PASSAGE:
┏━━
SSH Keys with Docker and TeamCity

September 19, 2015

Lately I’ve been configuring TeamCity to run builds inside of Docker containers. One of the classes of builds I’ve been configuring is nightly integration testing. These tests use Ansible to provision a variety of cloud resources including servers, storage backends and load balancers, and then install and configure our software and test it behaves as expected in real-world scenarios (automated cluster failover testing, for example). Due to the nature of these tests they need to be able to SSH in to the provisioned servers - which means they need SSH key access. TeamCity has this covered.

TeamCity has SSH key management built in - you simply upload your key to TeamCity via the web interface, and then on a per-build basis you can tell it to push the key to the build agent, and have it made available via the local SSH agent for the duration of the build. This is exactly what I needed, except out of the box it doesn’t work with the Docker plugin. Luckily for us the underlying mechanism TeamCity uses to load the key is the local SSH agent, so we just need to make sure the host’s SSH agent is available within the build’s Docker container.

This turned out to be incredibly simple. The trick is to mount the local SSH agent within the Docker container via the -v flag, then to expose the mounted SSH agent within the Docker container via the SSH_AUTH_SOCK environment variable.

TeamCity Docker Step Config:

-v "$SSH_AUTH_SOCK:/tmp/ssh_auth_sock"
-e "SSH_AUTH_SOCK=/tmp/ssh_auth_sock"

TeamCity SSH Agent Mount Configuration

After making this tiny configuration change you can then use the SSH Agent build feature just as you normally would, and your Dockerized builds will inherit the SSH key access!
┗━━
DIRECTIONS:
In the post on SSH keys with Docker and TeamCity, which environment variable exposes the mounted SSH agent inside the Docker container?

Collection entries:
┏━━
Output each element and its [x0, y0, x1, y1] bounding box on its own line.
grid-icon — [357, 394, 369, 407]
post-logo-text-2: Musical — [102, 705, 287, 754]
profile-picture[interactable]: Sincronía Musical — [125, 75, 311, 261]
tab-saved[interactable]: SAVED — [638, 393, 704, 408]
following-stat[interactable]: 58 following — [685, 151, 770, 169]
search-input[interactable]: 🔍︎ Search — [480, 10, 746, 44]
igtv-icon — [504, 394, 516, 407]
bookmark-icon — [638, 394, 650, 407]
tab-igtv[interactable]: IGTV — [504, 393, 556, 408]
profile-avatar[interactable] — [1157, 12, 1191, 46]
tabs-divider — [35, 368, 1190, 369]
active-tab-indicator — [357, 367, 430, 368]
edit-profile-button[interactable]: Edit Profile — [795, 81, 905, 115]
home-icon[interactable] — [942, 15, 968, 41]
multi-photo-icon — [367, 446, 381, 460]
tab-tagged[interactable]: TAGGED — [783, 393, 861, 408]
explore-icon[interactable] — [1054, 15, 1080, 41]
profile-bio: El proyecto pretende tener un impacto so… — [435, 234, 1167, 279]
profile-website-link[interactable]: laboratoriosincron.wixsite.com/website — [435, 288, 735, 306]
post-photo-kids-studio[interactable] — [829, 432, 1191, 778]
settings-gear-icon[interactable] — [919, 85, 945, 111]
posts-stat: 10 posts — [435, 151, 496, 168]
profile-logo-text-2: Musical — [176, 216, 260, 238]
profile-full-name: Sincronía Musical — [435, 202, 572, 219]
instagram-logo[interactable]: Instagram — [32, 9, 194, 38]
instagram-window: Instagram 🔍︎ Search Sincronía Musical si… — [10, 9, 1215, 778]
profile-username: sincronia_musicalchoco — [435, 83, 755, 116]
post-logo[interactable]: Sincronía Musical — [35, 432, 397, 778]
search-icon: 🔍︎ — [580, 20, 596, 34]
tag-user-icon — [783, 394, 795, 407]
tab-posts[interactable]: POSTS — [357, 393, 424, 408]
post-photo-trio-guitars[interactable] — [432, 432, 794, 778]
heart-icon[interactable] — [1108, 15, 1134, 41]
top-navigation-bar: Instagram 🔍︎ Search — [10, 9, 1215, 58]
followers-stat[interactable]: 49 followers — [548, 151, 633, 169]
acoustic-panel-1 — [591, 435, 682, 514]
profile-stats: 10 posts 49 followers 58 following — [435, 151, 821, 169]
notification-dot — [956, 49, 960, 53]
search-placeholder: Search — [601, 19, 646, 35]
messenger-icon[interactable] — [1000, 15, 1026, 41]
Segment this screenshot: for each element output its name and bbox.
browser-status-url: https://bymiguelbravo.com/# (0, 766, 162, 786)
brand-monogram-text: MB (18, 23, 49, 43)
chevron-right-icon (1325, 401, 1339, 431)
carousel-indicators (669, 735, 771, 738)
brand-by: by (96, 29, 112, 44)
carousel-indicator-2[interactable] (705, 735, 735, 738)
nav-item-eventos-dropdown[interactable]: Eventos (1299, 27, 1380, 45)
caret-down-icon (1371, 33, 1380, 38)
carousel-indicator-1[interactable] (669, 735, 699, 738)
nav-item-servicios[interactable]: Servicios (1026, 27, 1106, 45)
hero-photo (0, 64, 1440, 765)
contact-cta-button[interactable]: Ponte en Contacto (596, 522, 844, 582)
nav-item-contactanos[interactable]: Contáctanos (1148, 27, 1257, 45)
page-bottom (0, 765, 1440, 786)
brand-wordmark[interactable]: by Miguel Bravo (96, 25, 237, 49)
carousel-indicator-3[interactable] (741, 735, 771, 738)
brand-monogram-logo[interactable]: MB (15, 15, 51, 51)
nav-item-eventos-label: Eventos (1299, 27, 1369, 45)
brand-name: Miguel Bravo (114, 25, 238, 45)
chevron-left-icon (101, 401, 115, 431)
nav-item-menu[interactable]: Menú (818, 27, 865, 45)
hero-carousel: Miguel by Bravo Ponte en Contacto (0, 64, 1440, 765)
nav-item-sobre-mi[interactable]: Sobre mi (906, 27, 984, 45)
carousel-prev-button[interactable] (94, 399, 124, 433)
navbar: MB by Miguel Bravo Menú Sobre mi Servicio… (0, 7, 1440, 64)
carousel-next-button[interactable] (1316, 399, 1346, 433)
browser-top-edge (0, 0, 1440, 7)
┗━━
YOUR RESPONSE:
SSH_AUTH_SOCK